• Short task
Your task is to copy the material exactly.

• Dataset content
====================
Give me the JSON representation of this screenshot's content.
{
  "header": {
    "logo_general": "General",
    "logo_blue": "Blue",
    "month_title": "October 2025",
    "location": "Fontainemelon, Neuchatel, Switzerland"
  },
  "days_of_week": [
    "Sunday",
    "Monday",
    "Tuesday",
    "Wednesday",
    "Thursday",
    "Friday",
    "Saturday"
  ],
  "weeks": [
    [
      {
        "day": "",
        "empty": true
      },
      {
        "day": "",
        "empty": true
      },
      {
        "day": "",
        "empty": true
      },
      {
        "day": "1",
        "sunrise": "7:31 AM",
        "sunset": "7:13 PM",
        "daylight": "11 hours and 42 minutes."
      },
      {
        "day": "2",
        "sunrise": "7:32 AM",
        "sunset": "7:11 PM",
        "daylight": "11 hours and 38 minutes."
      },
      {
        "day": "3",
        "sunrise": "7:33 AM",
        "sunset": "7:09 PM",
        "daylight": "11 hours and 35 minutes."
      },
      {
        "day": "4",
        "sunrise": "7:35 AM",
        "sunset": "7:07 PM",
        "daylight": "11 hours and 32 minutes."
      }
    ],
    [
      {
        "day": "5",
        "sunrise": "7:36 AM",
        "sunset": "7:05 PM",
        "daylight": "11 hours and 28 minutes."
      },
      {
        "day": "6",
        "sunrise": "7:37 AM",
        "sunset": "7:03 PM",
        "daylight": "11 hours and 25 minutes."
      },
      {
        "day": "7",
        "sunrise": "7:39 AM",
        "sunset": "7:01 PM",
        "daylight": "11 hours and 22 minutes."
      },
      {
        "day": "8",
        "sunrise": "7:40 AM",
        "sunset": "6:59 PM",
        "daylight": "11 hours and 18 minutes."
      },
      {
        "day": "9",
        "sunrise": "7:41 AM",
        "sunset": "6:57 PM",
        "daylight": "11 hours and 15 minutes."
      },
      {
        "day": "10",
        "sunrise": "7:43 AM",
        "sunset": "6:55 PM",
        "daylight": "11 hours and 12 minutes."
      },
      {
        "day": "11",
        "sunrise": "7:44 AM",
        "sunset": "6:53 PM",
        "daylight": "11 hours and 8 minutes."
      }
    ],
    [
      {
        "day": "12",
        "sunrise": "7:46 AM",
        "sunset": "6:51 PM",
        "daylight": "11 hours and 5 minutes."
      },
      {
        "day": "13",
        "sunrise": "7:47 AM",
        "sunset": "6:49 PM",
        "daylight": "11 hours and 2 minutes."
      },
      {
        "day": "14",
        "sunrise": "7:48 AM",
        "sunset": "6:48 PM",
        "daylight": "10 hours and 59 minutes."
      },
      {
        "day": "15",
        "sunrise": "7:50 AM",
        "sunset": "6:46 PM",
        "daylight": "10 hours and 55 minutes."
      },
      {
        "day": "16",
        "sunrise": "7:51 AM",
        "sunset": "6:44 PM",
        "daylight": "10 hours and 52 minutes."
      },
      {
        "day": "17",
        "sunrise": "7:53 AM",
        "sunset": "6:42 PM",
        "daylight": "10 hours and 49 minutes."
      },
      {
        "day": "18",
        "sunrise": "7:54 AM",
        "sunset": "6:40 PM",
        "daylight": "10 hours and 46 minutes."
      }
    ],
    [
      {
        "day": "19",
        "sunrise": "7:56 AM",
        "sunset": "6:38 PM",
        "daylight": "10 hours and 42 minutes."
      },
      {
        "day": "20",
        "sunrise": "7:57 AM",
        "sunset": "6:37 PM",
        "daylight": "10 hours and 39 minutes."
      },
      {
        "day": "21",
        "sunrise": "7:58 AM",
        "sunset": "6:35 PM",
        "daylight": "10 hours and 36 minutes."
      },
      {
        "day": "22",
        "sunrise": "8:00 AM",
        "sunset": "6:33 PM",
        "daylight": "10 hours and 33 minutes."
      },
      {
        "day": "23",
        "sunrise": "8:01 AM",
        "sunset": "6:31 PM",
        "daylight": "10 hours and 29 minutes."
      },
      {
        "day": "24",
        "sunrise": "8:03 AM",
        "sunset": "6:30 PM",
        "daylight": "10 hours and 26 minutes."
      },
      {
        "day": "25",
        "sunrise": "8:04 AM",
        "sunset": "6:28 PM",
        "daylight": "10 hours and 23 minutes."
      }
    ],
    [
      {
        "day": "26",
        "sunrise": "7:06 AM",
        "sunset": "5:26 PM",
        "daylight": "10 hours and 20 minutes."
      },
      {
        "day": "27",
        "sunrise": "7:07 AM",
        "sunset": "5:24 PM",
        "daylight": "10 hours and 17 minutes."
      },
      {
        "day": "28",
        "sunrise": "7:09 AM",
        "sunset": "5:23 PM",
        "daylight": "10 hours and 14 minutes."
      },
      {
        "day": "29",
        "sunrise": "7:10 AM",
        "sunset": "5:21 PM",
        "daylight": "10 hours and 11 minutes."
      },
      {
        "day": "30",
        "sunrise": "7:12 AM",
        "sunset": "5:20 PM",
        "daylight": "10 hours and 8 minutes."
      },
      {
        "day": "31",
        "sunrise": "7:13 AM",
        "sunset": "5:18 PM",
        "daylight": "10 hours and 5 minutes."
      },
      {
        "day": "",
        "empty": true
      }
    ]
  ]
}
====================
• Final result
Give me the JSON representation of this screenshot's content.
{
  "header": {
    "logo_general": "General",
    "logo_blue": "Blue",
    "month_title": "October 2025",
    "location": "Fontainemelon, Neuchatel, Switzerland"
  },
  "days_of_week": [
    "Sunday",
    "Monday",
    "Tuesday",
    "Wednesday",
    "Thursday",
    "Friday",
    "Saturday"
  ],
  "weeks": [
    [
      {
        "day": "",
        "empty": true
      },
      {
        "day": "",
        "empty": true
      },
      {
        "day": "",
        "empty": true
      },
      {
        "day": "1",
        "sunrise": "7:31 AM",
        "sunset": "7:13 PM",
        "daylight": "11 hours and 42 minutes."
      },
      {
        "day": "2",
        "sunrise": "7:32 AM",
        "sunset": "7:11 PM",
        "daylight": "11 hours and 38 minutes."
      },
      {
        "day": "3",
        "sunrise": "7:33 AM",
        "sunset": "7:09 PM",
        "daylight": "11 hours and 35 minutes."
      },
      {
        "day": "4",
        "sunrise": "7:35 AM",
        "sunset": "7:07 PM",
        "daylight": "11 hours and 32 minutes."
      }
    ],
    [
      {
        "day": "5",
        "sunrise": "7:36 AM",
        "sunset": "7:05 PM",
        "daylight": "11 hours and 28 minutes."
      },
      {
        "day": "6",
        "sunrise": "7:37 AM",
        "sunset": "7:03 PM",
        "daylight": "11 hours and 25 minutes."
      },
      {
        "day": "7",
        "sunrise": "7:39 AM",
        "sunset": "7:01 PM",
        "daylight": "11 hours and 22 minutes."
      },
      {
        "day": "8",
        "sunrise": "7:40 AM",
        "sunset": "6:59 PM",
        "daylight": "11 hours and 18 minutes."
      },
      {
        "day": "9",
        "sunrise": "7:41 AM",
        "sunset": "6:57 PM",
        "daylight": "11 hours and 15 minutes."
      },
      {
        "day": "10",
        "sunrise": "7:43 AM",
        "sunset": "6:55 PM",
        "daylight": "11 hours and 12 minutes."
      },
      {
        "day": "11",
        "sunrise": "7:44 AM",
        "sunset": "6:53 PM",
        "daylight": "11 hours and 8 minutes."
      }
    ],
    [
      {
        "day": "12",
        "sunrise": "7:46 AM",
        "sunset": "6:51 PM",
        "daylight": "11 hours and 5 minutes."
      },
      {
        "day": "13",
        "sunrise": "7:47 AM",
        "sunset": "6:49 PM",
        "daylight": "11 hours and 2 minutes."
      },
      {
        "day": "14",
        "sunrise": "7:48 AM",
        "sunset": "6:48 PM",
        "daylight": "10 hours and 59 minutes."
      },
      {
        "day": "15",
        "sunrise": "7:50 AM",
        "sunset": "6:46 PM",
        "daylight": "10 hours and 55 minutes."
      },
      {
        "day": "16",
        "sunrise": "7:51 AM",
        "sunset": "6:44 PM",
        "daylight": "10 hours and 52 minutes."
      },
      {
        "day": "17",
        "sunrise": "7:53 AM",
        "sunset": "6:42 PM",
        "daylight": "10 hours and 49 minutes."
      },
      {
        "day": "18",
        "sunrise": "7:54 AM",
        "sunset": "6:40 PM",
        "daylight": "10 hours and 46 minutes."
      }
    ],
    [
      {
        "day": "19",
        "sunrise": "7:56 AM",
        "sunset": "6:38 PM",
        "daylight": "10 hours and 42 minutes."
      },
      {
        "day": "20",
        "sunrise": "7:57 AM",
        "sunset": "6:37 PM",
        "daylight": "10 hours and 39 minutes."
      },
      {
        "day": "21",
        "sunrise": "7:58 AM",
        "sunset": "6:35 PM",
        "daylight": "10 hours and 36 minutes."
      },
      {
        "day": "22",
        "sunrise": "8:00 AM",
        "sunset": "6:33 PM",
        "daylight": "10 hours and 33 minutes."
      },
      {
        "day": "23",
        "sunrise": "8:01 AM",
        "sunset": "6:31 PM",
        "daylight": "10 hours and 29 minutes."
      },
      {
        "day": "24",
        "sunrise": "8:03 AM",
        "sunset": "6:30 PM",
        "daylight": "10 hours and 26 minutes."
      },
      {
        "day": "25",
        "sunrise": "8:04 AM",
        "sunset": "6:28 PM",
        "daylight": "10 hours and 23 minutes."
      }
    ],
    [
      {
        "day": "26",
        "sunrise": "7:06 AM",
        "sunset": "5:26 PM",
        "daylight": "10 hours and 20 minutes."
      },
      {
        "day": "27",
        "sunrise": "7:07 AM",
        "sunset": "5:24 PM",
        "daylight": "10 hours and 17 minutes."
      },
      {
        "day": "28",
        "sunrise": "7:09 AM",
        "sunset": "5:23 PM",
        "daylight": "10 hours and 14 minutes."
      },
      {
        "day": "29",
        "sunrise": "7:10 AM",
        "sunset": "5:21 PM",
        "daylight": "10 hours and 11 minutes."
      },
      {
        "day": "30",
        "sunrise": "7:12 AM",
        "sunset": "5:20 PM",
        "daylight": "10 hours and 8 minutes."
      },
      {
        "day": "31",
        "sunrise": "7:13 AM",
        "sunset": "5:18 PM",
        "daylight": "10 hours and 5 minutes."
      },
      {
        "day": "",
        "empty": true
      }
    ]
  ]
}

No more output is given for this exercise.